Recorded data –
▽

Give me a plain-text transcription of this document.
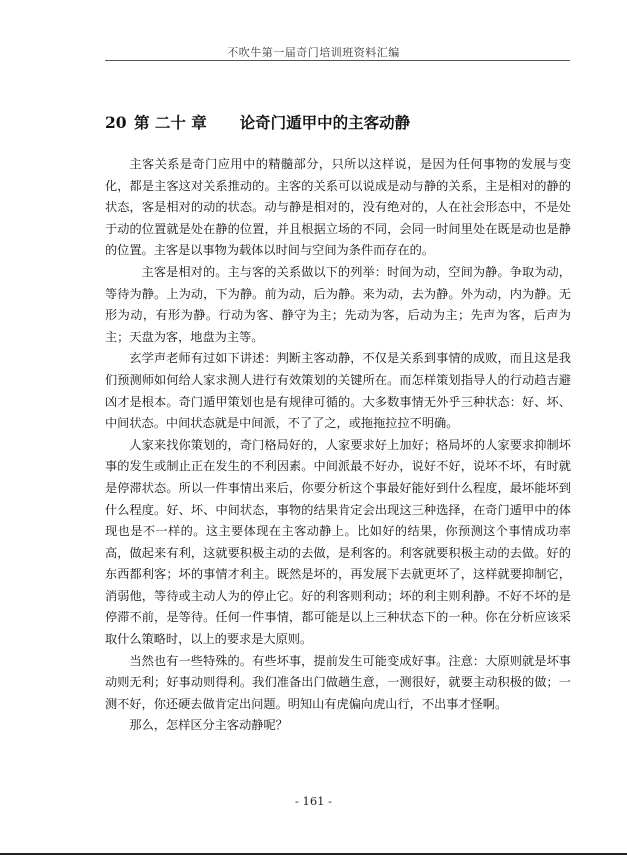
不吹牛第一届奇门培训班资料汇编
20 第 二十 章 论奇门遁甲中的主客动静

主客关系是奇门应用中的精髓部分，只所以这样说，是因为任何事物的发展与变化，都是主客这对关系推动的。主客的关系可以说成是动与静的关系，主是相对的静的状态，客是相对的动的状态。动与静是相对的，没有绝对的，人在社会形态中，不是处于动的位置就是处在静的位置，并且根据立场的不同，会同一时间里处在既是动也是静的位置。主客是以事物为载体以时间与空间为条件而存在的。

主客是相对的。主与客的关系做以下的列举：时间为动，空间为静。争取为动，等待为静。上为动，下为静。前为动，后为静。来为动，去为静。外为动，内为静。无形为动，有形为静。行动为客、静守为主；先动为客，后动为主；先声为客，后声为主；天盘为客，地盘为主等。

玄学声老师有过如下讲述：判断主客动静，不仅是关系到事情的成败，而且这是我们预测师如何给人家求测人进行有效策划的关键所在。而怎样策划指导人的行动趋吉避凶才是根本。奇门遁甲策划也是有规律可循的。大多数事情无外乎三种状态：好、坏、中间状态。中间状态就是中间派，不了了之，或拖拖拉拉不明确。

人家来找你策划的，奇门格局好的，人家要求好上加好；格局坏的人家要求抑制坏事的发生或制止正在发生的不利因素。中间派最不好办，说好不好，说坏不坏，有时就是停滞状态。所以一件事情出来后，你要分析这个事最好能好到什么程度，最坏能坏到什么程度。好、坏、中间状态，事物的结果肯定会出现这三种选择，在奇门遁甲中的体现也是不一样的。这主要体现在主客动静上。比如好的结果，你预测这个事情成功率高，做起来有利，这就要积极主动的去做，是利客的。利客就要积极主动的去做。好的东西都利客；坏的事情才利主。既然是坏的，再发展下去就更坏了，这样就要抑制它，消弱他，等待或主动人为的停止它。好的利客则利动；坏的利主则利静。不好不坏的是停滞不前，是等待。任何一件事情，都可能是以上三种状态下的一种。你在分析应该采取什么策略时，以上的要求是大原则。

当然也有一些特殊的。有些坏事，提前发生可能变成好事。注意：大原则就是坏事动则无利；好事动则得利。我们准备出门做趟生意，一测很好，就要主动积极的做；一测不好，你还硬去做肯定出问题。明知山有虎偏向虎山行，不出事才怪啊。

那么，怎样区分主客动静呢？

- 161 -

△

Give every line above again exactly, with no pictures.

THE SOLUTION –
Give me a plain-text transcription of this document.
不吹牛第一届奇门培训班资料汇编
20 第 二十 章 论奇门遁甲中的主客动静

主客关系是奇门应用中的精髓部分，只所以这样说，是因为任何事物的发展与变化，都是主客这对关系推动的。主客的关系可以说成是动与静的关系，主是相对的静的状态，客是相对的动的状态。动与静是相对的，没有绝对的，人在社会形态中，不是处于动的位置就是处在静的位置，并且根据立场的不同，会同一时间里处在既是动也是静的位置。主客是以事物为载体以时间与空间为条件而存在的。

主客是相对的。主与客的关系做以下的列举：时间为动，空间为静。争取为动，等待为静。上为动，下为静。前为动，后为静。来为动，去为静。外为动，内为静。无形为动，有形为静。行动为客、静守为主；先动为客，后动为主；先声为客，后声为主；天盘为客，地盘为主等。

玄学声老师有过如下讲述：判断主客动静，不仅是关系到事情的成败，而且这是我们预测师如何给人家求测人进行有效策划的关键所在。而怎样策划指导人的行动趋吉避凶才是根本。奇门遁甲策划也是有规律可循的。大多数事情无外乎三种状态：好、坏、中间状态。中间状态就是中间派，不了了之，或拖拖拉拉不明确。

人家来找你策划的，奇门格局好的，人家要求好上加好；格局坏的人家要求抑制坏事的发生或制止正在发生的不利因素。中间派最不好办，说好不好，说坏不坏，有时就是停滞状态。所以一件事情出来后，你要分析这个事最好能好到什么程度，最坏能坏到什么程度。好、坏、中间状态，事物的结果肯定会出现这三种选择，在奇门遁甲中的体现也是不一样的。这主要体现在主客动静上。比如好的结果，你预测这个事情成功率高，做起来有利，这就要积极主动的去做，是利客的。利客就要积极主动的去做。好的东西都利客；坏的事情才利主。既然是坏的，再发展下去就更坏了，这样就要抑制它，消弱他，等待或主动人为的停止它。好的利客则利动；坏的利主则利静。不好不坏的是停滞不前，是等待。任何一件事情，都可能是以上三种状态下的一种。你在分析应该采取什么策略时，以上的要求是大原则。

当然也有一些特殊的。有些坏事，提前发生可能变成好事。注意：大原则就是坏事动则无利；好事动则得利。我们准备出门做趟生意，一测很好，就要主动积极的做；一测不好，你还硬去做肯定出问题。明知山有虎偏向虎山行，不出事才怪啊。

那么，怎样区分主客动静呢？

- 161 -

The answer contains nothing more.